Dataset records
>> START
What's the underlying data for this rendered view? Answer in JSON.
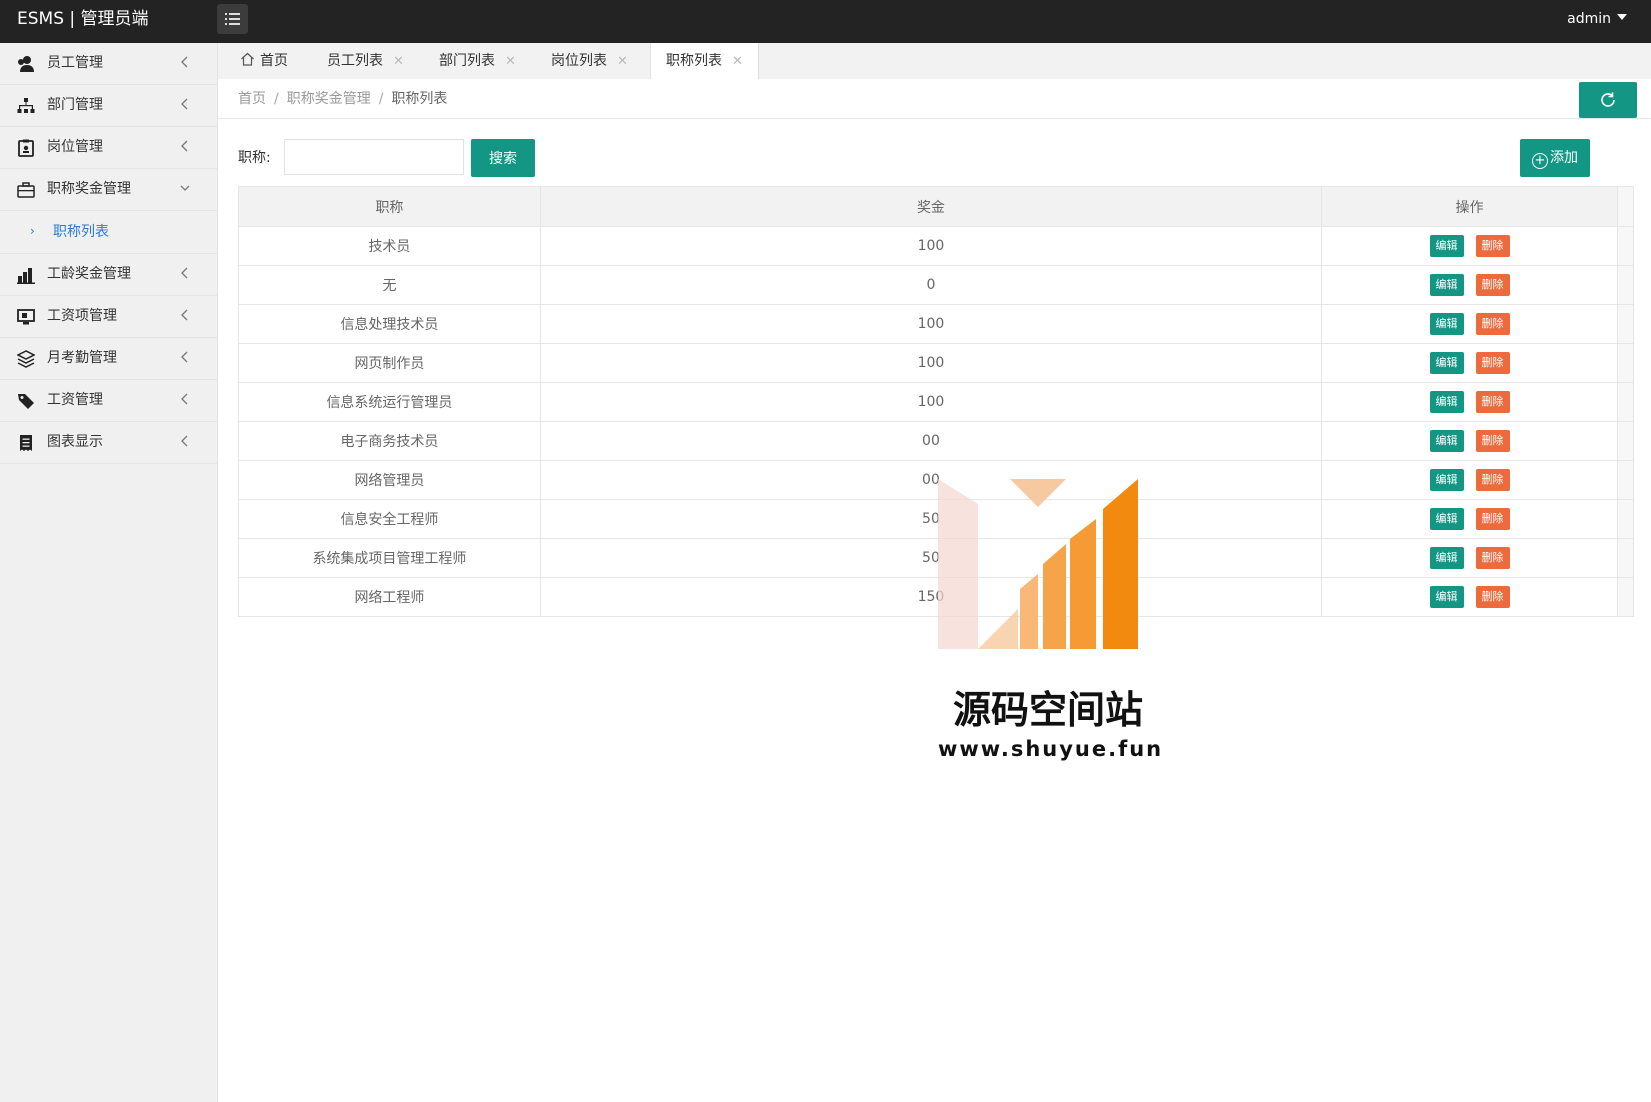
{
  "app": {
    "title": "ESMS | 管理员端",
    "user": "admin"
  },
  "sidebar": {
    "items": [
      {
        "label": "员工管理",
        "icon": "users-icon"
      },
      {
        "label": "部门管理",
        "icon": "sitemap-icon"
      },
      {
        "label": "岗位管理",
        "icon": "badge-icon"
      },
      {
        "label": "职称奖金管理",
        "icon": "briefcase-icon",
        "expanded": true,
        "sub": [
          {
            "label": "职称列表"
          }
        ]
      },
      {
        "label": "工龄奖金管理",
        "icon": "chart-icon"
      },
      {
        "label": "工资项管理",
        "icon": "monitor-icon"
      },
      {
        "label": "月考勤管理",
        "icon": "layers-icon"
      },
      {
        "label": "工资管理",
        "icon": "tags-icon"
      },
      {
        "label": "图表显示",
        "icon": "receipt-icon"
      }
    ]
  },
  "tabs": [
    {
      "label": "首页",
      "closable": false
    },
    {
      "label": "员工列表",
      "closable": true
    },
    {
      "label": "部门列表",
      "closable": true
    },
    {
      "label": "岗位列表",
      "closable": true
    },
    {
      "label": "职称列表",
      "closable": true,
      "active": true
    }
  ],
  "breadcrumb": {
    "items": [
      "首页",
      "职称奖金管理",
      "职称列表"
    ]
  },
  "search": {
    "label": "职称:",
    "value": "",
    "placeholder": "",
    "button": "搜索"
  },
  "actions": {
    "add": "添加"
  },
  "table": {
    "columns": [
      "职称",
      "奖金",
      "操作"
    ],
    "edit_label": "编辑",
    "delete_label": "删除",
    "rows": [
      {
        "title": "技术员",
        "bonus": "100"
      },
      {
        "title": "无",
        "bonus": "0"
      },
      {
        "title": "信息处理技术员",
        "bonus": "100"
      },
      {
        "title": "网页制作员",
        "bonus": "100"
      },
      {
        "title": "信息系统运行管理员",
        "bonus": "100"
      },
      {
        "title": "电子商务技术员",
        "bonus": "00"
      },
      {
        "title": "网络管理员",
        "bonus": "00"
      },
      {
        "title": "信息安全工程师",
        "bonus": "50"
      },
      {
        "title": "系统集成项目管理工程师",
        "bonus": "50"
      },
      {
        "title": "网络工程师",
        "bonus": "150"
      }
    ]
  },
  "watermark": {
    "title": "源码空间站",
    "url": "www.shuyue.fun"
  },
  "colors": {
    "primary": "#139784",
    "danger": "#ec6a3c",
    "topbar": "#232323",
    "link": "#2a7ae2"
  }
}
>> END
■ Job ■
Sift the material for lines with the string "title". Copy each one found.

■ Answer to the task ■
    "title": "ESMS | 管理员端",
        "title": "技术员",
        "title": "无",
        "title": "信息处理技术员",
        "title": "网页制作员",
        "title": "信息系统运行管理员",
        "title": "电子商务技术员",
        "title": "网络管理员",
        "title": "信息安全工程师",
        "title": "系统集成项目管理工程师",
        "title": "网络工程师",
    "title": "源码空间站",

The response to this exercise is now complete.